• Task item:
For each line below that contains the string "tsukaba", copy that line.

(Document structure recognition data)
•••••

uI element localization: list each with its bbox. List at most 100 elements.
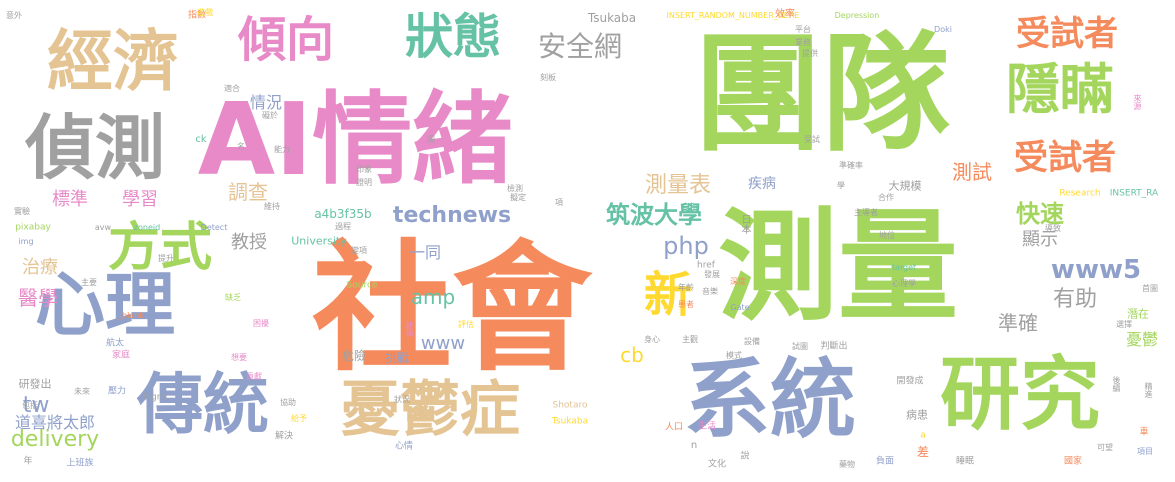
word-want: 想要 <box>231 353 247 362</box>
word-contribute: 貢獻 <box>246 372 262 381</box>
word-develop-into: 開發成 <box>896 376 924 387</box>
word-conceal: 隱瞞 <box>1006 58 1114 121</box>
word-diff: 差 <box>916 445 930 459</box>
word-accurate: 準確 <box>998 311 1038 335</box>
word-shotaro: Shotaro <box>552 400 588 411</box>
word-say: 說 <box>740 451 750 462</box>
word-patient: 病患 <box>906 408 928 422</box>
word-population: 人口 <box>664 422 684 433</box>
word-pixabay: pixabay <box>15 222 51 233</box>
word-life: 生活 <box>697 421 717 432</box>
word-php: php <box>663 232 709 260</box>
word-subject-2: 受試者 <box>1014 138 1116 178</box>
word-display: 顯示 <box>1022 229 1058 250</box>
word-tsukaba-1: Tsukaba <box>587 11 637 25</box>
word-source: Source <box>346 280 378 291</box>
word-gate: Gate <box>730 303 750 312</box>
word-term: 項 <box>555 198 563 207</box>
word-mind-body: 身心 <box>644 335 660 344</box>
word-blank: _blank <box>118 311 144 320</box>
word-delivery: delivery <box>10 427 100 452</box>
word-hash: a4b3f35b <box>314 207 372 221</box>
word-university: University <box>291 234 347 248</box>
word-car: 車 <box>1139 427 1149 438</box>
word-together: 一同 <box>408 243 442 262</box>
word-sleep: 睡眠 <box>955 456 975 467</box>
word-developed: 研發出 <box>18 377 52 391</box>
word-determine: 判斷出 <box>820 341 848 352</box>
word-challenge: 挑戰 <box>384 351 410 365</box>
word-method: 方式 <box>107 218 213 278</box>
word-img: img <box>18 237 34 246</box>
word-state: 狀態 <box>404 9 502 65</box>
word-platform: 平台 <box>795 25 811 34</box>
word-new: 新 <box>643 267 693 323</box>
word-process: 過程 <box>335 222 351 231</box>
word-insert-random: INSERT_RANDOM_NUMBER_HERE <box>666 11 800 20</box>
word-helpful: 有助 <box>1052 287 1098 312</box>
word-cover-image: 首圖 <box>1142 284 1158 293</box>
word-tsukuba-univ: 筑波大學 <box>606 201 702 229</box>
word-index: 指數 <box>187 10 207 21</box>
word-culture: 文化 <box>707 459 727 470</box>
word-due-to: 礙於 <box>262 111 278 120</box>
word-insert-ra: INSERT_RA <box>1109 188 1159 199</box>
word-www: www <box>420 333 466 354</box>
word-assist: 協助 <box>280 398 296 407</box>
word-provide: 提供 <box>802 49 818 58</box>
word-development: 發展 <box>704 270 720 279</box>
word-age: 年齡 <box>678 283 694 292</box>
word-technews: technews <box>392 203 512 228</box>
word-danger: 危險 <box>341 349 367 363</box>
word-japan: 日本 <box>739 214 750 234</box>
word-status: 地位 <box>879 231 895 240</box>
word-learning: 學習 <box>122 189 158 210</box>
word-target: target <box>891 263 917 272</box>
word-subjective: 主觀 <box>682 335 698 344</box>
word-music: 音樂 <box>702 287 718 296</box>
word-standard: 標準 <box>52 189 88 210</box>
word-family: 家庭 <box>111 350 131 361</box>
word-psychology: 心理 <box>35 264 175 346</box>
word-maintain: 維持 <box>264 202 280 211</box>
word-tsukaba-2: Tsukaba <box>551 416 589 427</box>
word-mode: 模式 <box>726 351 742 360</box>
word-measure-scale: 測量表 <box>644 173 712 198</box>
word-lack: 缺乏 <box>225 293 241 302</box>
word-amp: amp <box>410 285 456 309</box>
word-ck: ck <box>195 134 207 145</box>
word-future: 未來 <box>74 387 90 396</box>
word-medicine: 醫學 <box>18 286 58 310</box>
word-tradition: 傳統 <box>137 366 269 443</box>
word-inspection: 檢測 <box>507 184 523 193</box>
word-aerospace: 航太 <box>105 338 125 349</box>
word-follow-up: 後續 <box>1112 376 1121 392</box>
word-n: n <box>690 440 698 451</box>
word-main: 主要 <box>81 278 97 287</box>
word-cb: cb <box>620 343 644 367</box>
word-dokifujitaro: 道喜將太郎 <box>14 413 96 432</box>
word-cooperate: 合作 <box>878 193 894 202</box>
word-refine: 精進 <box>1144 382 1153 398</box>
word-medication: 藥物 <box>839 460 855 469</box>
word-hopefully: 可望 <box>1097 443 1113 452</box>
word-safety-net: 安全網 <box>537 30 623 63</box>
word-patients: 患者 <box>678 300 694 309</box>
word-include: 包括 <box>22 401 38 410</box>
word-source-zh: 來源 <box>1133 94 1142 110</box>
word-attempt: 試圖 <box>792 342 808 351</box>
word-tw: tw <box>22 393 50 418</box>
word-give: 給予 <box>291 414 307 423</box>
word-leader: 主導者 <box>854 208 878 217</box>
word-ai-emotion: AI情緒 <box>197 81 513 198</box>
word-tendency: 傾向 <box>237 12 335 68</box>
word-negative: 負面 <box>875 456 895 467</box>
word-professor: 教授 <box>231 232 267 253</box>
word-href: href <box>697 260 715 271</box>
word-office-worker: 上班族 <box>66 458 94 469</box>
word-research: 研究 <box>940 348 1100 441</box>
word-solve: 解決 <box>274 431 294 442</box>
word-construct: 建構 <box>405 321 414 337</box>
word-item: 項目 <box>1137 447 1153 456</box>
word-improve: 提升 <box>158 254 174 263</box>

•••••

• Output of the exercise:
word-tsukaba-1: Tsukaba <box>587 11 637 25</box>
word-tsukaba-2: Tsukaba <box>551 416 589 427</box>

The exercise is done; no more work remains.